RECORDS FOR THE TASK —
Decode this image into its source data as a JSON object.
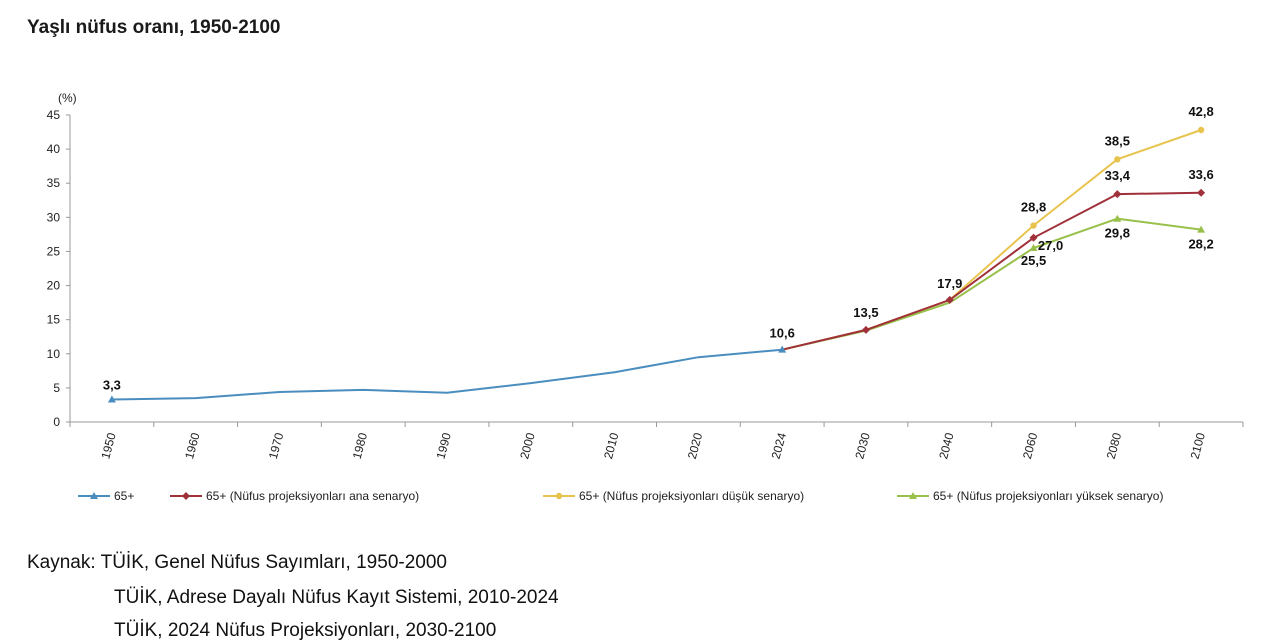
{
  "title": "Yaşlı nüfus oranı, 1950-2100",
  "source": {
    "line1": "Kaynak: TÜİK, Genel Nüfus Sayımları, 1950-2000",
    "line2": "TÜİK, Adrese Dayalı Nüfus Kayıt Sistemi, 2010-2024",
    "line3": "TÜİK, 2024 Nüfus Projeksiyonları, 2030-2100"
  },
  "chart_data": {
    "type": "line",
    "title": "Yaşlı nüfus oranı, 1950-2100",
    "ylabel": "(%)",
    "xlabel": "",
    "ylim": [
      0,
      45
    ],
    "yticks": [
      0,
      5,
      10,
      15,
      20,
      25,
      30,
      35,
      40,
      45
    ],
    "categories": [
      "1950",
      "1960",
      "1970",
      "1980",
      "1990",
      "2000",
      "2010",
      "2020",
      "2024",
      "2030",
      "2040",
      "2060",
      "2080",
      "2100"
    ],
    "legend_position": "bottom",
    "grid": false,
    "series": [
      {
        "name": "65+",
        "color": "#4a8dbf",
        "marker": "triangle",
        "values": [
          3.3,
          3.5,
          4.4,
          4.7,
          4.3,
          5.7,
          7.3,
          9.5,
          10.6,
          null,
          null,
          null,
          null,
          null
        ],
        "labels": [
          [
            "1950",
            "3,3"
          ],
          [
            "2024",
            "10,6"
          ]
        ]
      },
      {
        "name": "65+ (Nüfus projeksiyonları ana senaryo)",
        "color": "#a0303a",
        "marker": "diamond",
        "values": [
          null,
          null,
          null,
          null,
          null,
          null,
          null,
          null,
          10.6,
          13.5,
          17.9,
          27.0,
          33.4,
          33.6
        ],
        "labels": [
          [
            "2030",
            "13,5"
          ],
          [
            "2040",
            "17,9"
          ],
          [
            "2060",
            "27,0"
          ],
          [
            "2080",
            "33,4"
          ],
          [
            "2100",
            "33,6"
          ]
        ]
      },
      {
        "name": "65+ (Nüfus projeksiyonları düşük senaryo)",
        "color": "#e8c44f",
        "marker": "circle",
        "values": [
          null,
          null,
          null,
          null,
          null,
          null,
          null,
          null,
          10.6,
          13.5,
          17.9,
          28.8,
          38.5,
          42.8
        ],
        "labels": [
          [
            "2060",
            "28,8"
          ],
          [
            "2080",
            "38,5"
          ],
          [
            "2100",
            "42,8"
          ]
        ]
      },
      {
        "name": "65+ (Nüfus projeksiyonları yüksek senaryo)",
        "color": "#98c04a",
        "marker": "triangle",
        "values": [
          null,
          null,
          null,
          null,
          null,
          null,
          null,
          null,
          10.6,
          13.4,
          17.5,
          25.5,
          29.8,
          28.2
        ],
        "labels": [
          [
            "2060",
            "25,5"
          ],
          [
            "2080",
            "29,8"
          ],
          [
            "2100",
            "28,2"
          ]
        ]
      }
    ]
  }
}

OBJECTIVE — Lines that include the word "source" — how many are there in the data? Answer with the number alone.

COMPLETE ANSWER — 2